◆ Aim:
Select all lines with the string "ochrony" in them, and copy those lines.

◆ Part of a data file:
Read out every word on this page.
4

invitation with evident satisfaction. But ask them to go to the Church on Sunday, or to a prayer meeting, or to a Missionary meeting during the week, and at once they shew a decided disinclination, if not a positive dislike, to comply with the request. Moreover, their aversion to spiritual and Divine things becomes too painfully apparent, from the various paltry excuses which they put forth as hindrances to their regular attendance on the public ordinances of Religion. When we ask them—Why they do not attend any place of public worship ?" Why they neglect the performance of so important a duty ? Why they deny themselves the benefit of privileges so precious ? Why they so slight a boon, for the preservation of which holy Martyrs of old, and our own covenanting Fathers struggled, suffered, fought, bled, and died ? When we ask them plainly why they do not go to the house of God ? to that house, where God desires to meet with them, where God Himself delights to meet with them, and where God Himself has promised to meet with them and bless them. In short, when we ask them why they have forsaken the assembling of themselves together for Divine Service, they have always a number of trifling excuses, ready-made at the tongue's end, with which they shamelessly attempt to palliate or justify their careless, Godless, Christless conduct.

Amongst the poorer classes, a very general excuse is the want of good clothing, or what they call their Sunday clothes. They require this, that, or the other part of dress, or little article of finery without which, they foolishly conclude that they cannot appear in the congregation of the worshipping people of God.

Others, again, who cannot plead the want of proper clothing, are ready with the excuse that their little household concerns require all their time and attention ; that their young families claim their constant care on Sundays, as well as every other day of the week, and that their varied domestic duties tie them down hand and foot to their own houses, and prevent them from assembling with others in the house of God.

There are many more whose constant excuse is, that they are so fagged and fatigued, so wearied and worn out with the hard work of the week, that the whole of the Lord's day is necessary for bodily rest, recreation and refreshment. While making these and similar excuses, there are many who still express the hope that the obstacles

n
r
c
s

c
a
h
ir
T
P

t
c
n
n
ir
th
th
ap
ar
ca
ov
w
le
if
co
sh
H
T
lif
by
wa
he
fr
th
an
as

--

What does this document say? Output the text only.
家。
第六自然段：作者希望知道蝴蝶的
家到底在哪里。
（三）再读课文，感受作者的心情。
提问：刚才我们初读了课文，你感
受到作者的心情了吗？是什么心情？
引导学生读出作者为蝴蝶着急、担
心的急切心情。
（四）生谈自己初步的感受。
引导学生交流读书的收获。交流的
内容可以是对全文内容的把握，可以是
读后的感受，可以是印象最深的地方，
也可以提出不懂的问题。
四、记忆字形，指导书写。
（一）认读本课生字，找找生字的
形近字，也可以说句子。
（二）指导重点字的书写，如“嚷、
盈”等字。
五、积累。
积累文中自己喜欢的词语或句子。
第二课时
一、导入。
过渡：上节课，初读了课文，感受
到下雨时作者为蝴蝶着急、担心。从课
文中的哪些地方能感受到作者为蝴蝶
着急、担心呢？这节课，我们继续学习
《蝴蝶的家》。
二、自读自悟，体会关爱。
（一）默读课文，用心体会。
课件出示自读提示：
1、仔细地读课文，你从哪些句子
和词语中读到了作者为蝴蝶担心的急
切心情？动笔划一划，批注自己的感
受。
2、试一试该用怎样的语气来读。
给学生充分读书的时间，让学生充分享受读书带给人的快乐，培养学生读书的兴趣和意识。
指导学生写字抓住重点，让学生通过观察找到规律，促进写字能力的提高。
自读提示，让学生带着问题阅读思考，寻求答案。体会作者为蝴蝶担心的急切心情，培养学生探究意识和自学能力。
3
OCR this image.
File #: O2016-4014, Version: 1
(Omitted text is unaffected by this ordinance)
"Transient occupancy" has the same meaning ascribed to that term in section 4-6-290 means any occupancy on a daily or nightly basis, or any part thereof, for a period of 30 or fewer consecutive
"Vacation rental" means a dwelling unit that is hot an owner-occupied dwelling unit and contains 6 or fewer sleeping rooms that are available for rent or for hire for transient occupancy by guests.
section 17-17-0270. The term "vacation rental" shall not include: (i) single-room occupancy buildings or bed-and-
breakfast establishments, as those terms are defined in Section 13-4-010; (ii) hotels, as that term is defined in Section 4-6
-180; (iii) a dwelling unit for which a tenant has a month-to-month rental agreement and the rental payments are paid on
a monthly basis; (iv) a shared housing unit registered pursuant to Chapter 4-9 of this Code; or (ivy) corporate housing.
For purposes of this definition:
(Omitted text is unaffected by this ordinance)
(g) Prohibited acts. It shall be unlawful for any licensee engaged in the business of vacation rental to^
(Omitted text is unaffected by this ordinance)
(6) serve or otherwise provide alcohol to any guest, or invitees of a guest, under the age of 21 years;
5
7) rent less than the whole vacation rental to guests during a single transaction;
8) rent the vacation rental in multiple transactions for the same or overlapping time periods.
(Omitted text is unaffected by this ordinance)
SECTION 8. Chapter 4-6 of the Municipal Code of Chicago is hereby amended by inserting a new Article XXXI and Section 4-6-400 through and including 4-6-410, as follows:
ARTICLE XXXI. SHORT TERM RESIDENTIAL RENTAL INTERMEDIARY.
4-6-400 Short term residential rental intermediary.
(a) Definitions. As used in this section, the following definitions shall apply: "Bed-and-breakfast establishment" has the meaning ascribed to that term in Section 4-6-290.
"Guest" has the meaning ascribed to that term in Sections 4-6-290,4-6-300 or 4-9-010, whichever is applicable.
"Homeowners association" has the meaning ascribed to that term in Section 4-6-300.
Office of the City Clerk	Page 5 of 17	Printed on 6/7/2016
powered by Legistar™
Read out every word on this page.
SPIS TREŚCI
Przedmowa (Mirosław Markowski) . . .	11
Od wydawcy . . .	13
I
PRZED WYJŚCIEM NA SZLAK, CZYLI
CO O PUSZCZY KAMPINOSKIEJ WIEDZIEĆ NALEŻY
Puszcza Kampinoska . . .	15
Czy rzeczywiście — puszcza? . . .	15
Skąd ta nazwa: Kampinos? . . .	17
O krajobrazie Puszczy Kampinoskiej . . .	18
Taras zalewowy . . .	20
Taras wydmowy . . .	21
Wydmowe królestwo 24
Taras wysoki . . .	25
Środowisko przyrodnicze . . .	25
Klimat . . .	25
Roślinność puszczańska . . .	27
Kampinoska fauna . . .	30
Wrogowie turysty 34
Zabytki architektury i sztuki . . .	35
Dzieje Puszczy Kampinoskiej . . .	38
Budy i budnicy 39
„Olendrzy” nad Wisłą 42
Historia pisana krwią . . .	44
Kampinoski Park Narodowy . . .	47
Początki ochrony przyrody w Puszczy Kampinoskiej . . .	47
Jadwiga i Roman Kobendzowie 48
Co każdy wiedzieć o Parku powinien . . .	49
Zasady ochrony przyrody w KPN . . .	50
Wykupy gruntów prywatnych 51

◆ Complete response:
Początki ochrony przyrody w Puszczy Kampinoskiej . . .	47
Zasady ochrony przyrody w KPN . . .	50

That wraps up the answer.